GOAL> State how many lines contain "Latest", and write nothing except that count.

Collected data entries

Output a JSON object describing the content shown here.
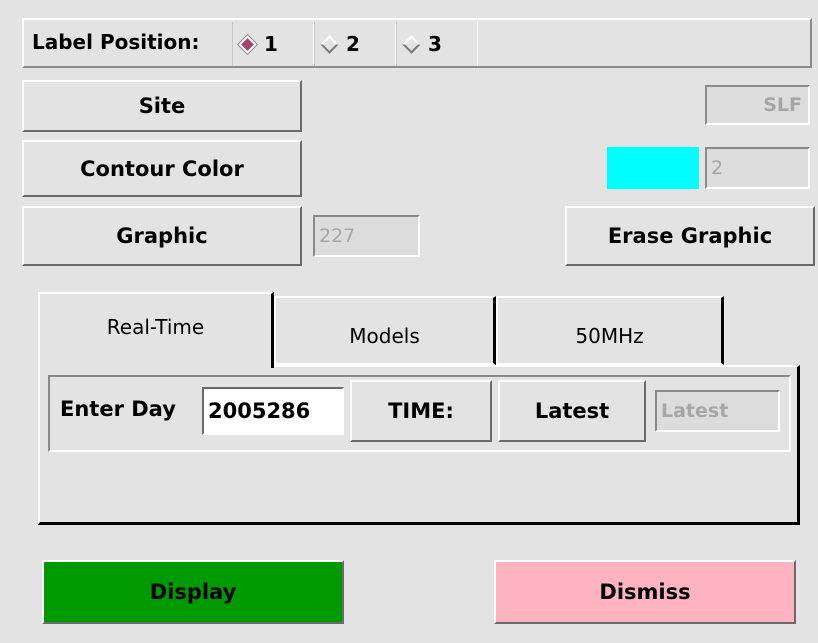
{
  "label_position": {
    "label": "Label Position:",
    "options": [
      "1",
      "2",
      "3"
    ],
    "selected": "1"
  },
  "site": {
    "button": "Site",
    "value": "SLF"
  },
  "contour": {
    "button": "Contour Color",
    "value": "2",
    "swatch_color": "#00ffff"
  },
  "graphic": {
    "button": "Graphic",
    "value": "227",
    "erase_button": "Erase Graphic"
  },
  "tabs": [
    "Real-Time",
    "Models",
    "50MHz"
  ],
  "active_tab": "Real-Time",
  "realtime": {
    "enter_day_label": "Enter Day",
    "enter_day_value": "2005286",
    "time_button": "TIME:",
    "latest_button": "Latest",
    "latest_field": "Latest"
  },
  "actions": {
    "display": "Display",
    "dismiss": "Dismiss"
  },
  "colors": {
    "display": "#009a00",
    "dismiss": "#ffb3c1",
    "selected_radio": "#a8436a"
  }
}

==

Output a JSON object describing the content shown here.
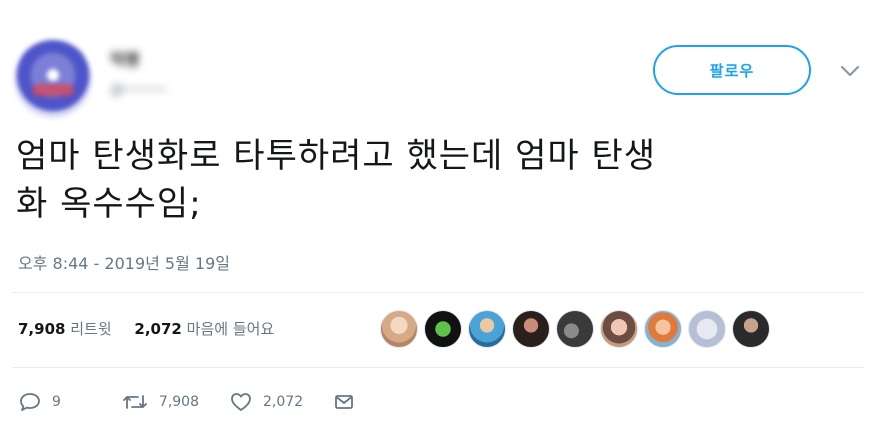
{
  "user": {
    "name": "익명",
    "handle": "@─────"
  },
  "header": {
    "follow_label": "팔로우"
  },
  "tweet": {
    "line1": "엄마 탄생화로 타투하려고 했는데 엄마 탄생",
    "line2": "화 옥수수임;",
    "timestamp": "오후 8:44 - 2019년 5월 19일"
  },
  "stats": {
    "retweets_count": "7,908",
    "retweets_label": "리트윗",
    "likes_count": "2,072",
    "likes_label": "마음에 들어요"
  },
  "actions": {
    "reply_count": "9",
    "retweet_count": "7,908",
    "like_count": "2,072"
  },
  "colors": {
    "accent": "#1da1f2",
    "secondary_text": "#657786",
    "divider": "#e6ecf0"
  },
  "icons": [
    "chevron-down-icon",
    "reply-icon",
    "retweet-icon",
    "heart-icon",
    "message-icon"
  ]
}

--

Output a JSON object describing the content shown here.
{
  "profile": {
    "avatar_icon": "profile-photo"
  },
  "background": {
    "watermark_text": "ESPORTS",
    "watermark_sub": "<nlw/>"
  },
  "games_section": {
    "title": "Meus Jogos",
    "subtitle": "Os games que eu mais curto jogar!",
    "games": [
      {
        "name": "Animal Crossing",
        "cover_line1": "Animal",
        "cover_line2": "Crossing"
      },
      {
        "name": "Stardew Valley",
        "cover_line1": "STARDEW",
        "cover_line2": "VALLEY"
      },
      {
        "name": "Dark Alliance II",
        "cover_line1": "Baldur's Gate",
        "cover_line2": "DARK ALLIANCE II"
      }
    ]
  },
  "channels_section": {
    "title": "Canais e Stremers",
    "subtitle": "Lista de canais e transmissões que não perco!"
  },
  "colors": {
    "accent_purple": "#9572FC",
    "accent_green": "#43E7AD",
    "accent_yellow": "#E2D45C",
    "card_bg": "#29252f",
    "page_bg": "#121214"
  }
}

REPLY> 2